**Set problem:**
Print every record below exactly as written.

[Rows from a dataset]
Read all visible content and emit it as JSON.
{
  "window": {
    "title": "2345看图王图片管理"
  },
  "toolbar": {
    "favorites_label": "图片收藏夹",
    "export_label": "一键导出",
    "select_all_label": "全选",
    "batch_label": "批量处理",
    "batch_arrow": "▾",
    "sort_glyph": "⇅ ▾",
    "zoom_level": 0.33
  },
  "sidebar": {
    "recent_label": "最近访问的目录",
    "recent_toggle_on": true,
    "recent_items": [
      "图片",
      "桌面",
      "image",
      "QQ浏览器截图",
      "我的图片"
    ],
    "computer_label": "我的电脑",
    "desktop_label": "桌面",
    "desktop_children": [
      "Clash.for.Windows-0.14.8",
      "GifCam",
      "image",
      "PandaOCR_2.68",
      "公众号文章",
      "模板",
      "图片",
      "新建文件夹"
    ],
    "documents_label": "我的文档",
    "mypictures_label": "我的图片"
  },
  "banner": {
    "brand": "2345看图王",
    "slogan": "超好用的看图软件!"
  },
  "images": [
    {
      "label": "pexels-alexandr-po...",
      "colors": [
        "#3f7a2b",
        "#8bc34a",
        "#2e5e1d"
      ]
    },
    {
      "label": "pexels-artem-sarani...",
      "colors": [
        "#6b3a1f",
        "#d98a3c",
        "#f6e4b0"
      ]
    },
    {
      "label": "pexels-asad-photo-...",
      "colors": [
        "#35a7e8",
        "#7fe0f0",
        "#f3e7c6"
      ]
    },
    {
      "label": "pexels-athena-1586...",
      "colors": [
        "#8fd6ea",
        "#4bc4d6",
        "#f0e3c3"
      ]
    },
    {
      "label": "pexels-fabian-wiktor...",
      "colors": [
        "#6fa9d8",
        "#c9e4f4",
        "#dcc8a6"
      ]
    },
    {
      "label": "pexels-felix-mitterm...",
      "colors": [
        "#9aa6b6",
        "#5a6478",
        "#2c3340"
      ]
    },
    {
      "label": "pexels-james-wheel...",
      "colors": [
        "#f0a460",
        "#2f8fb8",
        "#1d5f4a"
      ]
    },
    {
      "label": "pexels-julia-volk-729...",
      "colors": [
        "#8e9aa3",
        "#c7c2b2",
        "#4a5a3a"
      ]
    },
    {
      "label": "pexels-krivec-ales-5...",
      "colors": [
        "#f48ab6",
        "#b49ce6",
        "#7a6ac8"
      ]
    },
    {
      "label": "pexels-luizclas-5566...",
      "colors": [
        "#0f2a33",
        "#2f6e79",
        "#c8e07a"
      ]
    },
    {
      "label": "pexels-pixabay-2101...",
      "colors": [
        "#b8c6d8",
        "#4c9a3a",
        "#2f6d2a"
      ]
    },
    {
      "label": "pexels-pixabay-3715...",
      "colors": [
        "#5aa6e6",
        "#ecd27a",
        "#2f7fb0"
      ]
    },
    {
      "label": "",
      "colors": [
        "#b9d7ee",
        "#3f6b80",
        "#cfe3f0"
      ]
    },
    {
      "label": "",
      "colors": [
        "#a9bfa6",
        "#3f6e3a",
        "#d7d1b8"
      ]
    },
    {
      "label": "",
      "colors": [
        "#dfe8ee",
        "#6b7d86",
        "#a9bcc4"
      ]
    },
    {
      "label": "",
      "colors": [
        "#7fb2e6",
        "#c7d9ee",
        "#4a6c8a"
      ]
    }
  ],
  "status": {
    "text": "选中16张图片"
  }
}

**Exercise result:**
Read all visible content and emit it as JSON.
{
  "window": {
    "title": "2345看图王图片管理"
  },
  "toolbar": {
    "favorites_label": "图片收藏夹",
    "export_label": "一键导出",
    "select_all_label": "全选",
    "batch_label": "批量处理",
    "batch_arrow": "▾",
    "sort_glyph": "⇅ ▾",
    "zoom_level": 0.33
  },
  "sidebar": {
    "recent_label": "最近访问的目录",
    "recent_toggle_on": true,
    "recent_items": [
      "图片",
      "桌面",
      "image",
      "QQ浏览器截图",
      "我的图片"
    ],
    "computer_label": "我的电脑",
    "desktop_label": "桌面",
    "desktop_children": [
      "Clash.for.Windows-0.14.8",
      "GifCam",
      "image",
      "PandaOCR_2.68",
      "公众号文章",
      "模板",
      "图片",
      "新建文件夹"
    ],
    "documents_label": "我的文档",
    "mypictures_label": "我的图片"
  },
  "banner": {
    "brand": "2345看图王",
    "slogan": "超好用的看图软件!"
  },
  "images": [
    {
      "label": "pexels-alexandr-po...",
      "colors": [
        "#3f7a2b",
        "#8bc34a",
        "#2e5e1d"
      ]
    },
    {
      "label": "pexels-artem-sarani...",
      "colors": [
        "#6b3a1f",
        "#d98a3c",
        "#f6e4b0"
      ]
    },
    {
      "label": "pexels-asad-photo-...",
      "colors": [
        "#35a7e8",
        "#7fe0f0",
        "#f3e7c6"
      ]
    },
    {
      "label": "pexels-athena-1586...",
      "colors": [
        "#8fd6ea",
        "#4bc4d6",
        "#f0e3c3"
      ]
    },
    {
      "label": "pexels-fabian-wiktor...",
      "colors": [
        "#6fa9d8",
        "#c9e4f4",
        "#dcc8a6"
      ]
    },
    {
      "label": "pexels-felix-mitterm...",
      "colors": [
        "#9aa6b6",
        "#5a6478",
        "#2c3340"
      ]
    },
    {
      "label": "pexels-james-wheel...",
      "colors": [
        "#f0a460",
        "#2f8fb8",
        "#1d5f4a"
      ]
    },
    {
      "label": "pexels-julia-volk-729...",
      "colors": [
        "#8e9aa3",
        "#c7c2b2",
        "#4a5a3a"
      ]
    },
    {
      "label": "pexels-krivec-ales-5...",
      "colors": [
        "#f48ab6",
        "#b49ce6",
        "#7a6ac8"
      ]
    },
    {
      "label": "pexels-luizclas-5566...",
      "colors": [
        "#0f2a33",
        "#2f6e79",
        "#c8e07a"
      ]
    },
    {
      "label": "pexels-pixabay-2101...",
      "colors": [
        "#b8c6d8",
        "#4c9a3a",
        "#2f6d2a"
      ]
    },
    {
      "label": "pexels-pixabay-3715...",
      "colors": [
        "#5aa6e6",
        "#ecd27a",
        "#2f7fb0"
      ]
    },
    {
      "label": "",
      "colors": [
        "#b9d7ee",
        "#3f6b80",
        "#cfe3f0"
      ]
    },
    {
      "label": "",
      "colors": [
        "#a9bfa6",
        "#3f6e3a",
        "#d7d1b8"
      ]
    },
    {
      "label": "",
      "colors": [
        "#dfe8ee",
        "#6b7d86",
        "#a9bcc4"
      ]
    },
    {
      "label": "",
      "colors": [
        "#7fb2e6",
        "#c7d9ee",
        "#4a6c8a"
      ]
    }
  ],
  "status": {
    "text": "选中16张图片"
  }
}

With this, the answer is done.